* start RECORDS PROVIDED *

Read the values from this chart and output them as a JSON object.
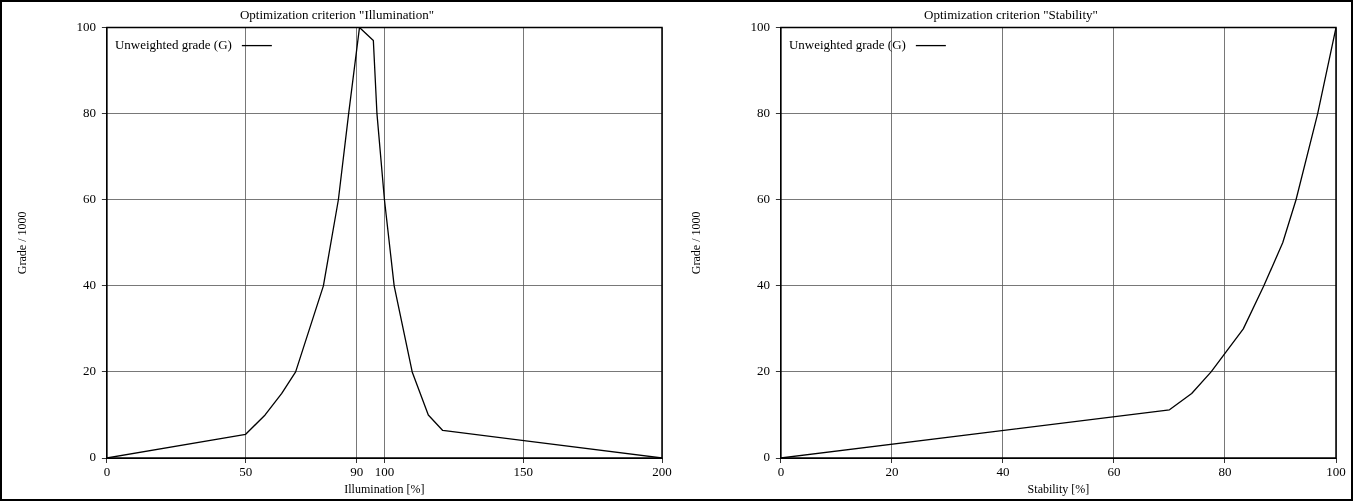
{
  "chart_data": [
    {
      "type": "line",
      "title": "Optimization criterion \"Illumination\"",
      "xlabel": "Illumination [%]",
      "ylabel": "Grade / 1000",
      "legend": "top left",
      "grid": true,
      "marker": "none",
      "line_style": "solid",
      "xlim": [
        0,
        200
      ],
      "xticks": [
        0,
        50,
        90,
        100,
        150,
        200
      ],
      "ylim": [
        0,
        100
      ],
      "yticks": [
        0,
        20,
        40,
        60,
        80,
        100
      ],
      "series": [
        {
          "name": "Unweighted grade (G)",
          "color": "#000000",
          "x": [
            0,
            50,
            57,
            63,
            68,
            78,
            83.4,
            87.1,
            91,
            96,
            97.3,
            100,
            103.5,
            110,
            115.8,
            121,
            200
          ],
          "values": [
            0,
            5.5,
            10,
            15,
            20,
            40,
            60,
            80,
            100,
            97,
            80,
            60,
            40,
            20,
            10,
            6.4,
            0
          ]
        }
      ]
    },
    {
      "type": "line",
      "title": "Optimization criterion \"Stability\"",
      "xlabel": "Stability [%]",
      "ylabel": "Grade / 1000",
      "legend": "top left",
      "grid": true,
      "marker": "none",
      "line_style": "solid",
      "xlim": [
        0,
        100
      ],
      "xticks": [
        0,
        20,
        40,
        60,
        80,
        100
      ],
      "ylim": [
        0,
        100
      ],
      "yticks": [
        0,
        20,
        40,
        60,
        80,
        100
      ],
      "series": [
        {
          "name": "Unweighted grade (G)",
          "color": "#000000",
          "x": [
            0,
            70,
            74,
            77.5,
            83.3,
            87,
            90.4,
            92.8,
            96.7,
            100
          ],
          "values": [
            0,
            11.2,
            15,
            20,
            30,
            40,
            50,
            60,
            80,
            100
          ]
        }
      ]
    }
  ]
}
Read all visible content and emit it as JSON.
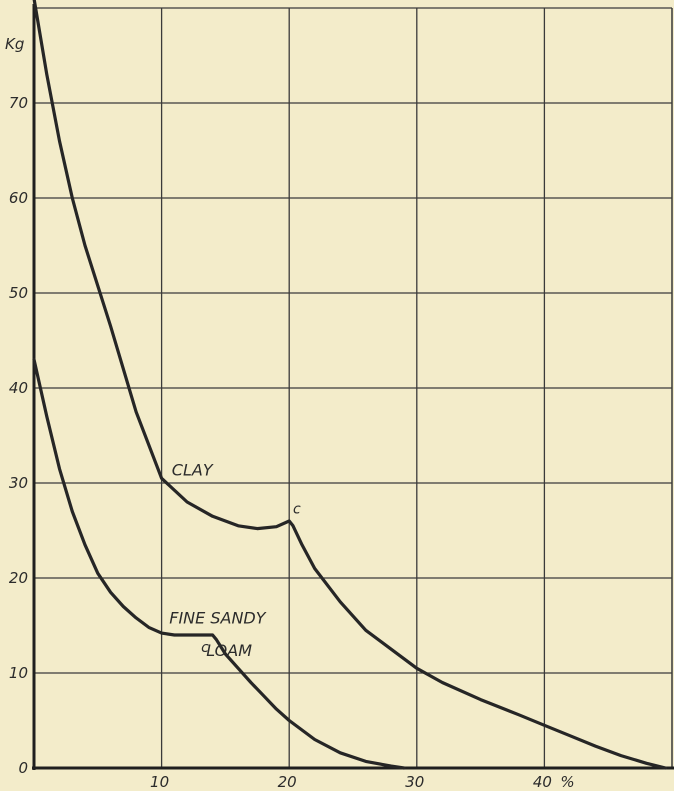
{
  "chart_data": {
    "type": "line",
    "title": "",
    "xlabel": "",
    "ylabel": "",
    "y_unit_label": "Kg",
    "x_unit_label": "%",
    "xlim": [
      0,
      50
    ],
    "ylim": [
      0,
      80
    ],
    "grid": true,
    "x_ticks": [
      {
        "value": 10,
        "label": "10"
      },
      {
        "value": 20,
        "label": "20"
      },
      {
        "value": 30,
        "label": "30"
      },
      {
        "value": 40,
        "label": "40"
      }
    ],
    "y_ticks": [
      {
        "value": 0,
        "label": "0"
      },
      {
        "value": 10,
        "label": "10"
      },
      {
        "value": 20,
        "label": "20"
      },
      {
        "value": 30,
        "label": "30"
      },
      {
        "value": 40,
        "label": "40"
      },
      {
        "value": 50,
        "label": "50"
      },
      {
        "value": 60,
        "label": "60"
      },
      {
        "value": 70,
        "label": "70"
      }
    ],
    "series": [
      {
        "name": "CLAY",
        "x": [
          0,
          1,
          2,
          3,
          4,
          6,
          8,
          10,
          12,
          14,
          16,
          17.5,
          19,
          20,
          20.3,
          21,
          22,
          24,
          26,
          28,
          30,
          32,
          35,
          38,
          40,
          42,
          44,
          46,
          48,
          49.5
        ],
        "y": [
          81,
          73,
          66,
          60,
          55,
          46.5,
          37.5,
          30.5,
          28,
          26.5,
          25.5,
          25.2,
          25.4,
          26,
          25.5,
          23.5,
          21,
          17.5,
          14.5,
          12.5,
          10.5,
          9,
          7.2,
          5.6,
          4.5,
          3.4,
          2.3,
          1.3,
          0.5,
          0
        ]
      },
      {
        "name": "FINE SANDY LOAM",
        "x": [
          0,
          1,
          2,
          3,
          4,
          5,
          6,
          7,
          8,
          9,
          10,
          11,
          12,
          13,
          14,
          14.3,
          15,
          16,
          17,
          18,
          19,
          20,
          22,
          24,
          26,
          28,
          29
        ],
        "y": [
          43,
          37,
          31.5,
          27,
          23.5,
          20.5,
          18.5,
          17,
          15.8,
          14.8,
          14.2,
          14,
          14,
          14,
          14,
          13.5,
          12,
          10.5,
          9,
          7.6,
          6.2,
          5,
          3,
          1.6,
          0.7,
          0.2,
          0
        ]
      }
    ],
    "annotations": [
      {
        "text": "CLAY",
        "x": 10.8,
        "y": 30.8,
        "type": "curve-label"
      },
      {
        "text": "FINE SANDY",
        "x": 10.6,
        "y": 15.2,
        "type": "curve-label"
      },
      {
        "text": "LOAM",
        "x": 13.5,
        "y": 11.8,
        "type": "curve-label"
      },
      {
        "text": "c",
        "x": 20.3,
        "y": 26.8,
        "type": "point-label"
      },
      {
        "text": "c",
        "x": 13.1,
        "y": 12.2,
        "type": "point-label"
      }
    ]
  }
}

* end RECORDS PROVIDED *

» AIM
Replicate the material above verbatim; images stay out of the copy.

» WORKED ANSWER
Read the values from this chart and output them as a JSON object.
{
  "chart_data": [
    {
      "type": "line",
      "title": "Optimization criterion \"Illumination\"",
      "xlabel": "Illumination [%]",
      "ylabel": "Grade / 1000",
      "legend": "top left",
      "grid": true,
      "marker": "none",
      "line_style": "solid",
      "xlim": [
        0,
        200
      ],
      "xticks": [
        0,
        50,
        90,
        100,
        150,
        200
      ],
      "ylim": [
        0,
        100
      ],
      "yticks": [
        0,
        20,
        40,
        60,
        80,
        100
      ],
      "series": [
        {
          "name": "Unweighted grade (G)",
          "color": "#000000",
          "x": [
            0,
            50,
            57,
            63,
            68,
            78,
            83.4,
            87.1,
            91,
            96,
            97.3,
            100,
            103.5,
            110,
            115.8,
            121,
            200
          ],
          "values": [
            0,
            5.5,
            10,
            15,
            20,
            40,
            60,
            80,
            100,
            97,
            80,
            60,
            40,
            20,
            10,
            6.4,
            0
          ]
        }
      ]
    },
    {
      "type": "line",
      "title": "Optimization criterion \"Stability\"",
      "xlabel": "Stability [%]",
      "ylabel": "Grade / 1000",
      "legend": "top left",
      "grid": true,
      "marker": "none",
      "line_style": "solid",
      "xlim": [
        0,
        100
      ],
      "xticks": [
        0,
        20,
        40,
        60,
        80,
        100
      ],
      "ylim": [
        0,
        100
      ],
      "yticks": [
        0,
        20,
        40,
        60,
        80,
        100
      ],
      "series": [
        {
          "name": "Unweighted grade (G)",
          "color": "#000000",
          "x": [
            0,
            70,
            74,
            77.5,
            83.3,
            87,
            90.4,
            92.8,
            96.7,
            100
          ],
          "values": [
            0,
            11.2,
            15,
            20,
            30,
            40,
            50,
            60,
            80,
            100
          ]
        }
      ]
    }
  ]
}
Read all visible content and emit it as JSON.
{
  "chart_data": {
    "type": "line",
    "title": "",
    "xlabel": "",
    "ylabel": "",
    "y_unit_label": "Kg",
    "x_unit_label": "%",
    "xlim": [
      0,
      50
    ],
    "ylim": [
      0,
      80
    ],
    "grid": true,
    "x_ticks": [
      {
        "value": 10,
        "label": "10"
      },
      {
        "value": 20,
        "label": "20"
      },
      {
        "value": 30,
        "label": "30"
      },
      {
        "value": 40,
        "label": "40"
      }
    ],
    "y_ticks": [
      {
        "value": 0,
        "label": "0"
      },
      {
        "value": 10,
        "label": "10"
      },
      {
        "value": 20,
        "label": "20"
      },
      {
        "value": 30,
        "label": "30"
      },
      {
        "value": 40,
        "label": "40"
      },
      {
        "value": 50,
        "label": "50"
      },
      {
        "value": 60,
        "label": "60"
      },
      {
        "value": 70,
        "label": "70"
      }
    ],
    "series": [
      {
        "name": "CLAY",
        "x": [
          0,
          1,
          2,
          3,
          4,
          6,
          8,
          10,
          12,
          14,
          16,
          17.5,
          19,
          20,
          20.3,
          21,
          22,
          24,
          26,
          28,
          30,
          32,
          35,
          38,
          40,
          42,
          44,
          46,
          48,
          49.5
        ],
        "y": [
          81,
          73,
          66,
          60,
          55,
          46.5,
          37.5,
          30.5,
          28,
          26.5,
          25.5,
          25.2,
          25.4,
          26,
          25.5,
          23.5,
          21,
          17.5,
          14.5,
          12.5,
          10.5,
          9,
          7.2,
          5.6,
          4.5,
          3.4,
          2.3,
          1.3,
          0.5,
          0
        ]
      },
      {
        "name": "FINE SANDY LOAM",
        "x": [
          0,
          1,
          2,
          3,
          4,
          5,
          6,
          7,
          8,
          9,
          10,
          11,
          12,
          13,
          14,
          14.3,
          15,
          16,
          17,
          18,
          19,
          20,
          22,
          24,
          26,
          28,
          29
        ],
        "y": [
          43,
          37,
          31.5,
          27,
          23.5,
          20.5,
          18.5,
          17,
          15.8,
          14.8,
          14.2,
          14,
          14,
          14,
          14,
          13.5,
          12,
          10.5,
          9,
          7.6,
          6.2,
          5,
          3,
          1.6,
          0.7,
          0.2,
          0
        ]
      }
    ],
    "annotations": [
      {
        "text": "CLAY",
        "x": 10.8,
        "y": 30.8,
        "type": "curve-label"
      },
      {
        "text": "FINE SANDY",
        "x": 10.6,
        "y": 15.2,
        "type": "curve-label"
      },
      {
        "text": "LOAM",
        "x": 13.5,
        "y": 11.8,
        "type": "curve-label"
      },
      {
        "text": "c",
        "x": 20.3,
        "y": 26.8,
        "type": "point-label"
      },
      {
        "text": "c",
        "x": 13.1,
        "y": 12.2,
        "type": "point-label"
      }
    ]
  }
}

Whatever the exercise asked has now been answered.